Please transcribe the listing below in full and word for word, without its pictures.

------ RAW DATA

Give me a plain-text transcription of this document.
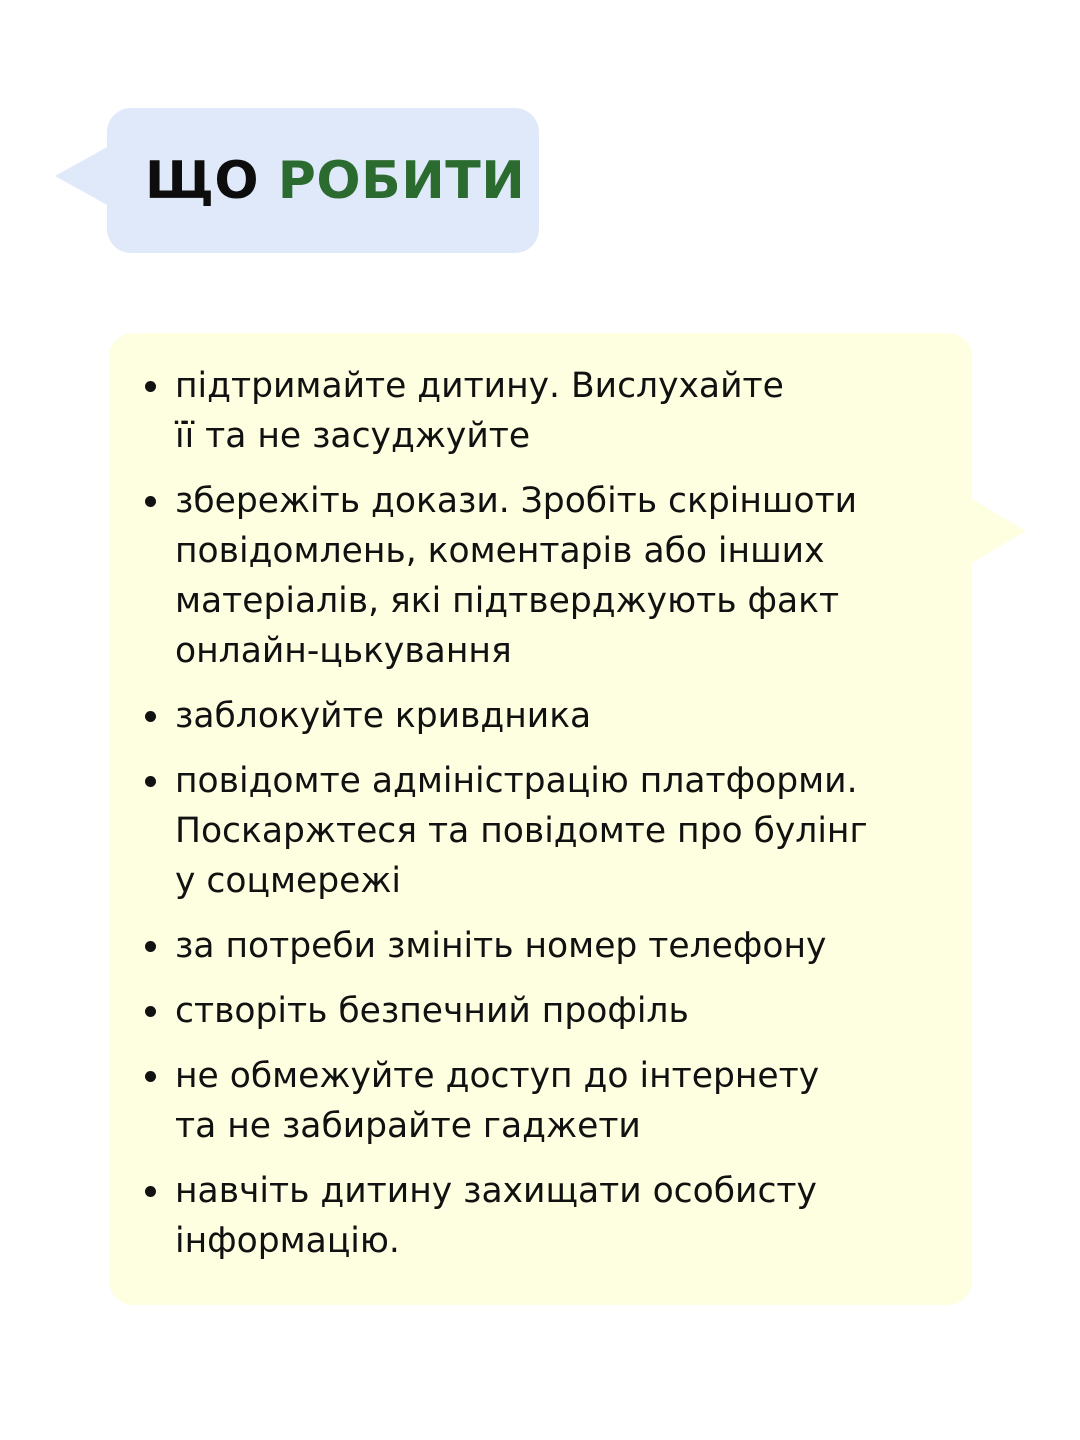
ЩО РОБИТИ
підтримайте дитину. Вислухайте
її та не засуджуйте
збережіть докази. Зробіть скріншоти
повідомлень, коментарів або інших
матеріалів, які підтверджують факт
онлайн-цькування
заблокуйте кривдника
повідомте адміністрацію платформи.
Поскаржтеся та повідомте про булінг
у соцмережі
за потреби змініть номер телефону
створіть безпечний профіль
не обмежуйте доступ до інтернету
та не забирайте гаджети
навчіть дитину захищати особисту
інформацію.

------------

REPLY:
Give me a plain-text transcription of this document.
ЩО РОБИТИ
підтримайте дитину. Вислухайте
її та не засуджуйте
збережіть докази. Зробіть скріншоти
повідомлень, коментарів або інших
матеріалів, які підтверджують факт
онлайн-цькування
заблокуйте кривдника
повідомте адміністрацію платформи.
Поскаржтеся та повідомте про булінг
у соцмережі
за потреби змініть номер телефону
створіть безпечний профіль
не обмежуйте доступ до інтернету
та не забирайте гаджети
навчіть дитину захищати особисту
інформацію.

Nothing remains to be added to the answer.